SUPPLIED TEXT |
___
Did Colin Powell suggest that Hillary Clinton should use her private email account as secretary of state—as he had admittedly done in that same job several years earlier?

Last week, The New York Times confirmed that Powell did offer her precisely that advice, based on an account in my forthcoming book on Bill Clinton's post-presidency. Yet Powell has responded by insisting that he has "no recollection" of such an incident.

In Man of the World: The Further Endeavors of Bill Clinton, to be published in September by Simon & Schuster, I report on a dinner party that former Secretary of State Madeleine Albright hosted for Hillary Clinton several months after she assumed that office in 2009, with Powell in attendance:

Toward the end of the evening, over dessert, Albright asked all of the former secretaries to offer one salient bit of counsel [to Clinton].... Powell suggested that she use her own email, as he had done, except for classified communications, which he had sent and received via a State Department computer on his desk. Saying that his use of personal email had been transformative for the department, Powell thus confirmed a decision she had made months earlier.

Following up on my book, which the Times received in advance of publication, reporter Amy Chozick discovered that Clinton had mentioned her conversation with Powell—as well as an email exchange with him on the same matter—when the FBI interviewed the Democratic presidential nominee during its probe of her private email use at the State Department.

Powell's office then released a statement saying he "has no recollection of the dinner conversation," which he has since repeated to other news outlets. While hardly a denial, his response seems designed to cast doubt on the story.

Over the weekend, he told a reporter for the New York Post's Page Six, "Her people have been trying to pin it on me," with evident annoyance. "The truth is she was using [her personal email] for a year before I sent her a memo telling her what I did," he said.

But last June, while reporting on Powell's advice to Clinton for my book, I contacted his office for comment—and got a very different answer.
___
PROVIDED ENTRIES |
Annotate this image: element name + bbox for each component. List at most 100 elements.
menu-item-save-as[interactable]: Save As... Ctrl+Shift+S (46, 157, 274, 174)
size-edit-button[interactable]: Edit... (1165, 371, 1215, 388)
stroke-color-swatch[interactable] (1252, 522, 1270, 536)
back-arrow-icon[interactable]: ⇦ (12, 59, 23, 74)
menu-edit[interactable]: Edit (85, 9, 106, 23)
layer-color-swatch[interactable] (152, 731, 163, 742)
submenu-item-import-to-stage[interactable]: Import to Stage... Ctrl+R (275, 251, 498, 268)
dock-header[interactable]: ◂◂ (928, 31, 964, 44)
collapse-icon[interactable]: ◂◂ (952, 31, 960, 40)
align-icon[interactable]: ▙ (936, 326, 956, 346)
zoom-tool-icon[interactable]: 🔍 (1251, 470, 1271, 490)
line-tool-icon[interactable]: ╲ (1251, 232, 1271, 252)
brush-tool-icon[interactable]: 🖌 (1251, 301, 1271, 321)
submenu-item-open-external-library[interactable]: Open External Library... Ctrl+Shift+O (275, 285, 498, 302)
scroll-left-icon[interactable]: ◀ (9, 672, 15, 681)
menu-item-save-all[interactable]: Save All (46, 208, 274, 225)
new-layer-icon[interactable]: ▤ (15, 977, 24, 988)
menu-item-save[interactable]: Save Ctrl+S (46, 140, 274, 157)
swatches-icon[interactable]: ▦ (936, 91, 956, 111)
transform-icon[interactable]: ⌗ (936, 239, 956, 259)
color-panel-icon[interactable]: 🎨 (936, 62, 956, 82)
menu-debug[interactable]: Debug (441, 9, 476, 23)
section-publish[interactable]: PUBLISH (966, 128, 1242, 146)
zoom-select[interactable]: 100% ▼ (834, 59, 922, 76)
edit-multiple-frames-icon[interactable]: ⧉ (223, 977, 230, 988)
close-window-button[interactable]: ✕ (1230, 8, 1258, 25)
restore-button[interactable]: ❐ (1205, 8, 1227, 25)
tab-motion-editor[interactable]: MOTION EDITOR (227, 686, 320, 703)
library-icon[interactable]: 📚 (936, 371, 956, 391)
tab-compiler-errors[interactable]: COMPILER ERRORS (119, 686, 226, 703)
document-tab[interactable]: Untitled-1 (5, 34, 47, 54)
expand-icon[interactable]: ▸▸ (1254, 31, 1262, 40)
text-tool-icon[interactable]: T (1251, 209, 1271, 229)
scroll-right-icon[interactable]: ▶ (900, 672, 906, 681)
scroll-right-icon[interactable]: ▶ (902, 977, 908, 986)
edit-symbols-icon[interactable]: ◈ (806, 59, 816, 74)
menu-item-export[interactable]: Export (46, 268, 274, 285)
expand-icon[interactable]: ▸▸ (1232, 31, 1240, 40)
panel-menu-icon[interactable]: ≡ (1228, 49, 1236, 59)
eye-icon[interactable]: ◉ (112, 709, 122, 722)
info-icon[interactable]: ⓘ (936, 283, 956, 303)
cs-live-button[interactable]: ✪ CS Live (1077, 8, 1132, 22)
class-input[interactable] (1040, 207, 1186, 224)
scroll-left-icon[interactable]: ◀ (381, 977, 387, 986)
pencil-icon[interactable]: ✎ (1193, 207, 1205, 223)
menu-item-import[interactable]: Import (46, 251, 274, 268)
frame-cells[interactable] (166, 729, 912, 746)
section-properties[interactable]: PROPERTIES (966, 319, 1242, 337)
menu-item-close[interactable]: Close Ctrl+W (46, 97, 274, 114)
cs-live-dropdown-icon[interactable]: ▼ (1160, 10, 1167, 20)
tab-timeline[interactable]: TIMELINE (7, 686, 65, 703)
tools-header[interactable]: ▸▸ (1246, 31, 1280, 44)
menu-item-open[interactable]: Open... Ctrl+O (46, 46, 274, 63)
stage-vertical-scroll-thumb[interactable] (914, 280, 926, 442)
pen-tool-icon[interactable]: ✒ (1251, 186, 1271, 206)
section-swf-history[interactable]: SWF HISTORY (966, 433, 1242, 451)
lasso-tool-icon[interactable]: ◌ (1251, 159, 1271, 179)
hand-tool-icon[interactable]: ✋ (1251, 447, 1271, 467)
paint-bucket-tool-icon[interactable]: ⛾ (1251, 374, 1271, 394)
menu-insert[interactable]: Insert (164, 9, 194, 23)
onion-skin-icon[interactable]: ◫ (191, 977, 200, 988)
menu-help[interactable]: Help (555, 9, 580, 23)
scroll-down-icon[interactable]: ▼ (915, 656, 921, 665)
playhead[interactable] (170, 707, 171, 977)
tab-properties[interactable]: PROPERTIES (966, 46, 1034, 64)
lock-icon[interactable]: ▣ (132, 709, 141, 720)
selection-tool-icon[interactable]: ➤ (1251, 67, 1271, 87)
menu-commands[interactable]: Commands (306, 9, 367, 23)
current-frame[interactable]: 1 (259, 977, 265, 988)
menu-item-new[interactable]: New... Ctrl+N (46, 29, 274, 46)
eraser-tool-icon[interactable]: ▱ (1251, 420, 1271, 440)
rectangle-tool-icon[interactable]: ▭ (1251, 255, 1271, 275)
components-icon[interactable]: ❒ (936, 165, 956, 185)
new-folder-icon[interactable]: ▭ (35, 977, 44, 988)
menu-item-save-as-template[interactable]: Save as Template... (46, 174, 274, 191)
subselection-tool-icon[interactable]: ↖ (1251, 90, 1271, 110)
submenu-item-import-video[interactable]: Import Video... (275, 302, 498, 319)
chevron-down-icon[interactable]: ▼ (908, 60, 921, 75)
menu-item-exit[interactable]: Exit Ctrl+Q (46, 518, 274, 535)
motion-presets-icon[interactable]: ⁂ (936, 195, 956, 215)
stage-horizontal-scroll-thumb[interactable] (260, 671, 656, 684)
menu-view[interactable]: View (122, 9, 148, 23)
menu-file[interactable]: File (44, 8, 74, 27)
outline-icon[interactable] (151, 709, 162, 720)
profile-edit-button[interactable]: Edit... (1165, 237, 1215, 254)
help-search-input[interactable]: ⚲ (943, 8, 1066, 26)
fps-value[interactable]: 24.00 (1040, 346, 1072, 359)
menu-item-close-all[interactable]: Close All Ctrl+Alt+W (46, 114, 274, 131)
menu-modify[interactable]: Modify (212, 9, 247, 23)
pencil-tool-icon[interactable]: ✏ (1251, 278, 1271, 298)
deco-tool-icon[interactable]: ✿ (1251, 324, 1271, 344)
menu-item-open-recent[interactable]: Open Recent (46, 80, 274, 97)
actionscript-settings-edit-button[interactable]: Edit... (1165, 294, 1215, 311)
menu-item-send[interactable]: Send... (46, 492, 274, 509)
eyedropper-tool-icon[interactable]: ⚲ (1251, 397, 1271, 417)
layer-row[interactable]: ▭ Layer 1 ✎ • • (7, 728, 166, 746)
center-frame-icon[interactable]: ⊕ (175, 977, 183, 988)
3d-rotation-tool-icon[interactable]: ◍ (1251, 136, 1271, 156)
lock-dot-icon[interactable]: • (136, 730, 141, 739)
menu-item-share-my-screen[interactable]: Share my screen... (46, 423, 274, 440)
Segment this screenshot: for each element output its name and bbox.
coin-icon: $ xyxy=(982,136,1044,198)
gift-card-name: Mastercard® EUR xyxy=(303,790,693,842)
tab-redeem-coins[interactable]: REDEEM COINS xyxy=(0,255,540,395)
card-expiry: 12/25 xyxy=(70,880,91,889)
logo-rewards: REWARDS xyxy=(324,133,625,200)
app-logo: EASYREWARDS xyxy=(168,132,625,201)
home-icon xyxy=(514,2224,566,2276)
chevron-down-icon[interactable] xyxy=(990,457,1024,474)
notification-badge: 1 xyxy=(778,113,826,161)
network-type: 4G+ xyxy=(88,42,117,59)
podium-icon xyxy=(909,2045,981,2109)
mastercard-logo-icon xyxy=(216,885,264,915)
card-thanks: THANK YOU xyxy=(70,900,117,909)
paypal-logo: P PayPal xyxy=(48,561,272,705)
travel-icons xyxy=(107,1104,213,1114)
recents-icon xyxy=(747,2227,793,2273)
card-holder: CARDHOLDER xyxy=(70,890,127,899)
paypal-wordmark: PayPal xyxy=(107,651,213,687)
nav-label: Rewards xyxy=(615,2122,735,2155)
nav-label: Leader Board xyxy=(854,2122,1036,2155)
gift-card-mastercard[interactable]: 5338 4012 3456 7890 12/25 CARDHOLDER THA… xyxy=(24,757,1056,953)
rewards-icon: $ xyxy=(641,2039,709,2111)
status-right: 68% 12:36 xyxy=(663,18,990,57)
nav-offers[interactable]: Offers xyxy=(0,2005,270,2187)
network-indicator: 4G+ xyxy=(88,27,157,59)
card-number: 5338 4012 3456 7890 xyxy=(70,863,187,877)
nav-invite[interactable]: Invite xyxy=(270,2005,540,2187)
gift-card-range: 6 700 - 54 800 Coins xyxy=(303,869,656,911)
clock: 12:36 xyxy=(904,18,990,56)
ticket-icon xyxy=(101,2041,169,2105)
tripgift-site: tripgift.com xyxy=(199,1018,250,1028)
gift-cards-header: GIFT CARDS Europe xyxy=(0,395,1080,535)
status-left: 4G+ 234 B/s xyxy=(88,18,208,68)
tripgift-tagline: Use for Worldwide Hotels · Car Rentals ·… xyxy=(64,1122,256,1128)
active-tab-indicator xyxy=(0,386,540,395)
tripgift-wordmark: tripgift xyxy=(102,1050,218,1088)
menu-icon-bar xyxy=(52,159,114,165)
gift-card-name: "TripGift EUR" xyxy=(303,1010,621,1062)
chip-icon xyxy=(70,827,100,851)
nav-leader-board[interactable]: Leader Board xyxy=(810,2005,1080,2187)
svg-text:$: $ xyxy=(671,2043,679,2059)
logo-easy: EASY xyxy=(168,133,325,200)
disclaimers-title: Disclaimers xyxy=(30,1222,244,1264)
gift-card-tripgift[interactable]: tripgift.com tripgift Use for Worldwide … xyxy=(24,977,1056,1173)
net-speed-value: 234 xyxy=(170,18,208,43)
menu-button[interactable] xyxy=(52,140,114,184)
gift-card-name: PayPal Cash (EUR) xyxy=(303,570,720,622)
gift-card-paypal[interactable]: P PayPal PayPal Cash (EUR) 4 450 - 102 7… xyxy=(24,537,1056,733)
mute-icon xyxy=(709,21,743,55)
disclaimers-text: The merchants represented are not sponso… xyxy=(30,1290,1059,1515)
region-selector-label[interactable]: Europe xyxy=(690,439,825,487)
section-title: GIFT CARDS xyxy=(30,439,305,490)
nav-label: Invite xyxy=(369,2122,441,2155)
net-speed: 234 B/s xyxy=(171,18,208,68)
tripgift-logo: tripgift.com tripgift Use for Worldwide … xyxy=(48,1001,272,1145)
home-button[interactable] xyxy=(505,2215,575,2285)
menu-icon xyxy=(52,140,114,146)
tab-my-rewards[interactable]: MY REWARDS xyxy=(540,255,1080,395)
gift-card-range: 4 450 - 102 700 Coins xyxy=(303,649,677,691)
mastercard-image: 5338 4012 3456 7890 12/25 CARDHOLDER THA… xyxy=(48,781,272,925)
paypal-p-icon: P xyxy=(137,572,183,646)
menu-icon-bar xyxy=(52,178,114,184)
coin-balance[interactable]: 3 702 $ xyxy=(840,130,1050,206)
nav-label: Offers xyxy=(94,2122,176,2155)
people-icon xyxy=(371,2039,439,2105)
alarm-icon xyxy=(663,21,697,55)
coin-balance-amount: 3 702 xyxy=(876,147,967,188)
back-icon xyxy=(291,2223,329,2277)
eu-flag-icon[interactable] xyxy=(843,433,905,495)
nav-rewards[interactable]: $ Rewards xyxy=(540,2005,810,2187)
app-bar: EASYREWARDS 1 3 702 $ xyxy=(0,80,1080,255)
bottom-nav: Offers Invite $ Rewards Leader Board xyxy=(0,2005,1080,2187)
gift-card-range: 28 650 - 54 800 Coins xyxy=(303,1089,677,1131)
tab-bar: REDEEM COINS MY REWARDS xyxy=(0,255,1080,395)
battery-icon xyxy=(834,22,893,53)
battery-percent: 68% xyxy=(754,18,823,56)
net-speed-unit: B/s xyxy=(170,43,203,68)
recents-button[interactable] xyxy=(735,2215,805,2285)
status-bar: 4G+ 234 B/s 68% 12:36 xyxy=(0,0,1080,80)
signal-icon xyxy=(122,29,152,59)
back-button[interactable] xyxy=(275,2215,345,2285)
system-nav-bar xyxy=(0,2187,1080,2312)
___
WHAT IS ASKED |
a) Copy out the part of the text on Colin Powell and Hillary Clinton's email that opens with the words containing "Over the weekend, he" and closes with "very different answer.".
b) From the records, pull out the part that opens with the first line and closes with the line containing "back-arrow-icon[interactable]: ⇦ (12, 59, 23, 74)", and reproduce those lines unchanged.

ANSWERS FOR THE EXERCISE |
a)
Over the weekend, he told a reporter for the New York Post's Page Six, "Her people have been trying to pin it on me," with evident annoyance. "The truth is she was using [her personal email] for a year before I sent her a memo telling her what I did," he said.

But last June, while reporting on Powell's advice to Clinton for my book, I contacted his office for comment—and got a very different answer.

b)
Annotate this image: element name + bbox for each component. List at most 100 elements.
menu-item-save-as[interactable]: Save As... Ctrl+Shift+S (46, 157, 274, 174)
size-edit-button[interactable]: Edit... (1165, 371, 1215, 388)
stroke-color-swatch[interactable] (1252, 522, 1270, 536)
back-arrow-icon[interactable]: ⇦ (12, 59, 23, 74)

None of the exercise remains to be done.